▶ _WHAT TO WORK ON_: Where the word "this" occurs in a line, return that line.

──────── DATASET ENTRIES

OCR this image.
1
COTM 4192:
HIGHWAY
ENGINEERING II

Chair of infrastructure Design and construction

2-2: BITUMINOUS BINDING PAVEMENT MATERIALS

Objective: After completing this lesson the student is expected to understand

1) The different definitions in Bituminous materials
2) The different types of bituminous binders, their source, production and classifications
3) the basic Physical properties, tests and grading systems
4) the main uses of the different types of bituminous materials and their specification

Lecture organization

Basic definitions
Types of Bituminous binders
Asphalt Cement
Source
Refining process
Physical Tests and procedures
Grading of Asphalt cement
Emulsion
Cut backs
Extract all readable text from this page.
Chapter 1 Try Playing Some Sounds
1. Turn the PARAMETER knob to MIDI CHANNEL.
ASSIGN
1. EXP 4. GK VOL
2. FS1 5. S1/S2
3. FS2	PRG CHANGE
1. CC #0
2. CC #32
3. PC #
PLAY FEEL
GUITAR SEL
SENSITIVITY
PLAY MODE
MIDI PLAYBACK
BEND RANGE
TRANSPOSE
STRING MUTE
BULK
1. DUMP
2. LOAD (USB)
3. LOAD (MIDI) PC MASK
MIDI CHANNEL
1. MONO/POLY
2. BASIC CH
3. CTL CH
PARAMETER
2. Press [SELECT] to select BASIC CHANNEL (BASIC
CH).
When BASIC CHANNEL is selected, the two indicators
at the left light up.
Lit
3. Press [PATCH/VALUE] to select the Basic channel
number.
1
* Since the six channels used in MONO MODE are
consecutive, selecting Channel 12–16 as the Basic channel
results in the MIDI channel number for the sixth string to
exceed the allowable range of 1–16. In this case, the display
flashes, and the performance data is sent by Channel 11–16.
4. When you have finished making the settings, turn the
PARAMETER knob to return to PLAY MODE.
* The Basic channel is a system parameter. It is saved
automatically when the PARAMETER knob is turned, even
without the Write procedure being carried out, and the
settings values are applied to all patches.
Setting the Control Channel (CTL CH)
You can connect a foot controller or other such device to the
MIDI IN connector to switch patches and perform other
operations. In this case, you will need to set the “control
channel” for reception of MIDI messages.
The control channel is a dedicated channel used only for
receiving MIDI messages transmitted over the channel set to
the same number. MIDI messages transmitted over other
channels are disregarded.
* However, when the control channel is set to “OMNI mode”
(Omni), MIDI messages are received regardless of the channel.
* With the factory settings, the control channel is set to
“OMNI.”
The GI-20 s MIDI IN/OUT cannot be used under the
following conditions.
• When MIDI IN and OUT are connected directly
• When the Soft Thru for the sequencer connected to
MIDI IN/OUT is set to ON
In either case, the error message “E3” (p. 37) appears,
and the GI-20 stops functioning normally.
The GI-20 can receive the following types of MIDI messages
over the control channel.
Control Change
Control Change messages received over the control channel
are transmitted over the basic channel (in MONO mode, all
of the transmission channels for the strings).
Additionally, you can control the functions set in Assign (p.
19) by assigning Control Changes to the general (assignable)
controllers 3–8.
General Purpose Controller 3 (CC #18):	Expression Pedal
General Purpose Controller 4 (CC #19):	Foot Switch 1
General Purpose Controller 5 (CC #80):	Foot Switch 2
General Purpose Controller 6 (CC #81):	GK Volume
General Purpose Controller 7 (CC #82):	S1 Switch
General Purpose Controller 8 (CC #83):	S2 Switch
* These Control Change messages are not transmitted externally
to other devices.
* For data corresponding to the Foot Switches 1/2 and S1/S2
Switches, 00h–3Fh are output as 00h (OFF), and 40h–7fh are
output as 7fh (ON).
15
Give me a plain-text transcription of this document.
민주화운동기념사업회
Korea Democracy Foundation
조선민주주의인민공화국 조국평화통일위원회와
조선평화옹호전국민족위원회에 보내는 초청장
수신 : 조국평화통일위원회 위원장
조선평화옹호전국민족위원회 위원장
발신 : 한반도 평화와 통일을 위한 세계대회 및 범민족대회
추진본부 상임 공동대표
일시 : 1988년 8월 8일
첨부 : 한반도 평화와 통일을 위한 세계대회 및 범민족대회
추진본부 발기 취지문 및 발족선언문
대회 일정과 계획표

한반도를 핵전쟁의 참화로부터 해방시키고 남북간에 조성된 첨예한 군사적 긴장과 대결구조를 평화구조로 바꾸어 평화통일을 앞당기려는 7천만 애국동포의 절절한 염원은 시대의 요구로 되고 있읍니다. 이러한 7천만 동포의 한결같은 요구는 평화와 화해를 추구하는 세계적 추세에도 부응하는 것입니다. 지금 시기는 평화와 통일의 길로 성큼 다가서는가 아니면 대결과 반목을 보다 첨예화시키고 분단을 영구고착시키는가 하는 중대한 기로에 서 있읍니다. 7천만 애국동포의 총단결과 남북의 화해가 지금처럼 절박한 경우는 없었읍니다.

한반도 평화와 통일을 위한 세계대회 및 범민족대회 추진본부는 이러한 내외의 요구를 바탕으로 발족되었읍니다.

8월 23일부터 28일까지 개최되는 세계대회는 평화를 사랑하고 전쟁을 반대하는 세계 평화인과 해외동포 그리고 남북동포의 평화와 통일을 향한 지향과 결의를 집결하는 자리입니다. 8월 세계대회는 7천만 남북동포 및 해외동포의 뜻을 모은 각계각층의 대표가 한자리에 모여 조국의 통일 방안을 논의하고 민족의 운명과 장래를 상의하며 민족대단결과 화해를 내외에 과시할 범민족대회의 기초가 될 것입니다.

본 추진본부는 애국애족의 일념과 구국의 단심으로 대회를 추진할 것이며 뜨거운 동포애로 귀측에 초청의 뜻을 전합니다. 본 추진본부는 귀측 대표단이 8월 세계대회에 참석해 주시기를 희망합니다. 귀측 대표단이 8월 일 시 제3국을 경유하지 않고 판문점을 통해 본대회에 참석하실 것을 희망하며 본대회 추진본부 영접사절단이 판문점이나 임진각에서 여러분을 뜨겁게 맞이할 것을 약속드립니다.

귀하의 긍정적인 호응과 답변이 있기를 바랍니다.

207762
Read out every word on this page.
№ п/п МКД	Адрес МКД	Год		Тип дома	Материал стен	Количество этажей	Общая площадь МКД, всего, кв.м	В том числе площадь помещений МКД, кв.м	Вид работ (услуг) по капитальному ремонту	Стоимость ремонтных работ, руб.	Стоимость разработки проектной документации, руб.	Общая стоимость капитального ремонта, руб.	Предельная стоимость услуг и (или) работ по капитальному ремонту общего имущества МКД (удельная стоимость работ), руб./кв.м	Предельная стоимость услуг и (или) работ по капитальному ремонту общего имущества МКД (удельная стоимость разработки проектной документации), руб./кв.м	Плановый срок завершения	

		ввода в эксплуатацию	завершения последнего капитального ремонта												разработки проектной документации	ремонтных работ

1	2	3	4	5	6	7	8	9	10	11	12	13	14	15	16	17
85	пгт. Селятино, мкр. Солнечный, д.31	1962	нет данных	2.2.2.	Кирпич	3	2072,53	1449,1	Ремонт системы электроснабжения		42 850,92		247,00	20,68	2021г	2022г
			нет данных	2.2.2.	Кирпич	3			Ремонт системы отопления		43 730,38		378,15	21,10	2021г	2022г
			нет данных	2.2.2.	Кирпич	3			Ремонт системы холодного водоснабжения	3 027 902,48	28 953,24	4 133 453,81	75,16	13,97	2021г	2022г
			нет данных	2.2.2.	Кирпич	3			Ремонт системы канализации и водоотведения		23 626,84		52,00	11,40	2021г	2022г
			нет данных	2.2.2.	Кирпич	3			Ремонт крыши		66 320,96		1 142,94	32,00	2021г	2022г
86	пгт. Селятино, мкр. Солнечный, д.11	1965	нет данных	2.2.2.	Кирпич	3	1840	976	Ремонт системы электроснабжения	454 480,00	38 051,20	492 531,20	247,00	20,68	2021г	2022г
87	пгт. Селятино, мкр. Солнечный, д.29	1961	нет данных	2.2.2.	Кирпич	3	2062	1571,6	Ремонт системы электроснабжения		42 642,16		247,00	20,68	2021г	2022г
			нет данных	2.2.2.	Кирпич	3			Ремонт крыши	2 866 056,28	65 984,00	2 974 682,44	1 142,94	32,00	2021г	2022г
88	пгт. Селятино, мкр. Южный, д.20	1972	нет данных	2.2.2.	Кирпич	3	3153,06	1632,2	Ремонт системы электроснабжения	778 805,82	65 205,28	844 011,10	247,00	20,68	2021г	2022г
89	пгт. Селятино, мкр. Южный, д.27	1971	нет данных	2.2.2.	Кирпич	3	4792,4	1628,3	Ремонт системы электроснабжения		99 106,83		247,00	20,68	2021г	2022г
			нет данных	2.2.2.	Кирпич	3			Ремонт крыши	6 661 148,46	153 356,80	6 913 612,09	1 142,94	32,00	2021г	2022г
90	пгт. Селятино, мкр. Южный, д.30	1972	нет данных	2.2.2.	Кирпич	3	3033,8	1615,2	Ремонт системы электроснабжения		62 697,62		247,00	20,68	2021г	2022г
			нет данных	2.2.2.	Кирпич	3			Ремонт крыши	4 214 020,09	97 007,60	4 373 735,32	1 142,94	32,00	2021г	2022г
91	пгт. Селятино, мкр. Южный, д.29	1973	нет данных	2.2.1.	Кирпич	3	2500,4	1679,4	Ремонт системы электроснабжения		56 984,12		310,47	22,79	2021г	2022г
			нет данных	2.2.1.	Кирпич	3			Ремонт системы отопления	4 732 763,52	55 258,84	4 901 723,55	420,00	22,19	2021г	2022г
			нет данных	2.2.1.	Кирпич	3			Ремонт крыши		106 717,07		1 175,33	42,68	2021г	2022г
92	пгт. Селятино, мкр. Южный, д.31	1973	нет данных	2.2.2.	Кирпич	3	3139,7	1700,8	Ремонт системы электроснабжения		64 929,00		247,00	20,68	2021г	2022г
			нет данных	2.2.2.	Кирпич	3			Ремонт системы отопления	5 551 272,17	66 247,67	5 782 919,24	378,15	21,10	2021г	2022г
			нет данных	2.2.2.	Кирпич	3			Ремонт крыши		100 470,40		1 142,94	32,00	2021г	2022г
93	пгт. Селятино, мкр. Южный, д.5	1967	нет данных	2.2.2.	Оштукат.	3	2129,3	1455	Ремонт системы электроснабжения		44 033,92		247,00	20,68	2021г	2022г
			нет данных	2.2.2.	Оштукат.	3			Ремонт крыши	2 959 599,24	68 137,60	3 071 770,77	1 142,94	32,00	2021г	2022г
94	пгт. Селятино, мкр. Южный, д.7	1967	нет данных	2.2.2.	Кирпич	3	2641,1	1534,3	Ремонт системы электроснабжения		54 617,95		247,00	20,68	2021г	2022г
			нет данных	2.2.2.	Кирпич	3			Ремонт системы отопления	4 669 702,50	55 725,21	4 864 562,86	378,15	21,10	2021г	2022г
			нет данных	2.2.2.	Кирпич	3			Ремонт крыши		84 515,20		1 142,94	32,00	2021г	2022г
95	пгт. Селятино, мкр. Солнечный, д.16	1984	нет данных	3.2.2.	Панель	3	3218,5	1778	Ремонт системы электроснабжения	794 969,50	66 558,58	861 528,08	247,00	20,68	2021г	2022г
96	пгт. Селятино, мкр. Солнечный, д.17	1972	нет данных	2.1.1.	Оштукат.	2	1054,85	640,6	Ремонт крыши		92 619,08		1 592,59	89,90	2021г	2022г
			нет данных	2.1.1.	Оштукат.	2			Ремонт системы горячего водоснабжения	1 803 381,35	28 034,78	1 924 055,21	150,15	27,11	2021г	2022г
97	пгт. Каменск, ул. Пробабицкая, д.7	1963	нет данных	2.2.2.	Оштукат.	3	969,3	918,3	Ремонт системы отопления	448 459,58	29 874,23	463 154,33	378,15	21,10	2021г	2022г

────────────────

▶ _EXERCISE SOLUTION_:
OCR this image.
Objective: After completing this lesson the student is expected to understand
Extract all readable text from this page.
exceed the allowable range of 1–16. In this case, the display
operations. In this case, you will need to set the “control
Give me a plain-text transcription of this document.
Read out every word on this page.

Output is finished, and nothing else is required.